[Begin Exercise material]

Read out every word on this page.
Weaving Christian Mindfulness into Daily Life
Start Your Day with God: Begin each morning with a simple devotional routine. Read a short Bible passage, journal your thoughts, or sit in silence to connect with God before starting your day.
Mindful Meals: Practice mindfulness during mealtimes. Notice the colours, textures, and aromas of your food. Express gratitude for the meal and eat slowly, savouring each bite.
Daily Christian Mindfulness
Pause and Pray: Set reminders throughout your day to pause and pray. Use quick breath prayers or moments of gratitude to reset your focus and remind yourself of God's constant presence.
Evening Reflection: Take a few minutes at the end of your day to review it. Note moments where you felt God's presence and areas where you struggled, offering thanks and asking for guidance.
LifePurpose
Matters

[End Exercise material]

● **Short exercise**: Lines holding the word "Christian" in the entries above are the ones to pull out. Copy them all.

● **Written response**:
Weaving Christian Mindfulness into Daily Life
Daily Christian Mindfulness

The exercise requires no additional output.